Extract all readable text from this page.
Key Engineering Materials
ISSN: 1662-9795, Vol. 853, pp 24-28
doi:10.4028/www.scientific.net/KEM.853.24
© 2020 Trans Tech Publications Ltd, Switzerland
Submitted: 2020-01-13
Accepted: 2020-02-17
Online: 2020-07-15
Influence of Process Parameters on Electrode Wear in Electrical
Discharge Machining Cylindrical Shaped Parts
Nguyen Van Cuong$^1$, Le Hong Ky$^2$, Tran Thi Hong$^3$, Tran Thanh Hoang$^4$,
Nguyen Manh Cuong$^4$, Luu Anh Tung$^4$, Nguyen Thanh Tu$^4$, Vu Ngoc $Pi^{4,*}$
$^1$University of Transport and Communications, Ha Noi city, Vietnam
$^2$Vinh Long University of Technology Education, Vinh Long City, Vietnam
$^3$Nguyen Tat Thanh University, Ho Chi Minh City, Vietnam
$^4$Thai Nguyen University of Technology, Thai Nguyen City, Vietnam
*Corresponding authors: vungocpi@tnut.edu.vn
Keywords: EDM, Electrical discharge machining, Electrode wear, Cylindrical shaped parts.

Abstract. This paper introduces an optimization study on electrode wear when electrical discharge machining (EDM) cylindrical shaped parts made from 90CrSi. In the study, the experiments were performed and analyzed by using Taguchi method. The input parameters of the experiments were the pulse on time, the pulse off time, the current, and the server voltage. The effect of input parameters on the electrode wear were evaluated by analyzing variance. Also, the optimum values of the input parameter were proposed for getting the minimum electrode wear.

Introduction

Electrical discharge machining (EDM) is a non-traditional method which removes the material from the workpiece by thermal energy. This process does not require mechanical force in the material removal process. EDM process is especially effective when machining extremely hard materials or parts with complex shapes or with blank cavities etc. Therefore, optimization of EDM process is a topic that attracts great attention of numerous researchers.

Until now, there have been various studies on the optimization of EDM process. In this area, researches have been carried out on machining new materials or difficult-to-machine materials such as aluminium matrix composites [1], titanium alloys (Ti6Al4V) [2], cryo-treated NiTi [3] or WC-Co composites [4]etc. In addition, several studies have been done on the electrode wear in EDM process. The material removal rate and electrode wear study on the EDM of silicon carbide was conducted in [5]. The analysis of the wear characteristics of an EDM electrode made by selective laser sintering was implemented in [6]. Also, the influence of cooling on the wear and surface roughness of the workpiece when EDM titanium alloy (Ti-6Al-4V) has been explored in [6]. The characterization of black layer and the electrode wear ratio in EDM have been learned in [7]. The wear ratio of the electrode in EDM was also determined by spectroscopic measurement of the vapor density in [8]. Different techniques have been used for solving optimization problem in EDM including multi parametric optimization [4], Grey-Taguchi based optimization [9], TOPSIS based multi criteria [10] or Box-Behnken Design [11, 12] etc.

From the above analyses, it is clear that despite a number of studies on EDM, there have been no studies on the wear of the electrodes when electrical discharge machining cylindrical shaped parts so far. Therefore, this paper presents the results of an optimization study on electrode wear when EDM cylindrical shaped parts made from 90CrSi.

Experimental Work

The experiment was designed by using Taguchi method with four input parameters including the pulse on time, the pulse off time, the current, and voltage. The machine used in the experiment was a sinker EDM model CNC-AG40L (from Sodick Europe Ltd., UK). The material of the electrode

* * * * *

*Exercise brief*
Go through the records above and copy every line with the word "that".

*Exercise solution*
Electrical discharge machining (EDM) is a non-traditional method which removes the material from the workpiece by thermal energy. This process does not require mechanical force in the material removal process. EDM process is especially effective when machining extremely hard materials or parts with complex shapes or with blank cavities etc. Therefore, optimization of EDM process is a topic that attracts great attention of numerous researchers.
From the above analyses, it is clear that despite a number of studies on EDM, there have been no studies on the wear of the electrodes when electrical discharge machining cylindrical shaped parts so far. Therefore, this paper presents the results of an optimization study on electrode wear when EDM cylindrical shaped parts made from 90CrSi.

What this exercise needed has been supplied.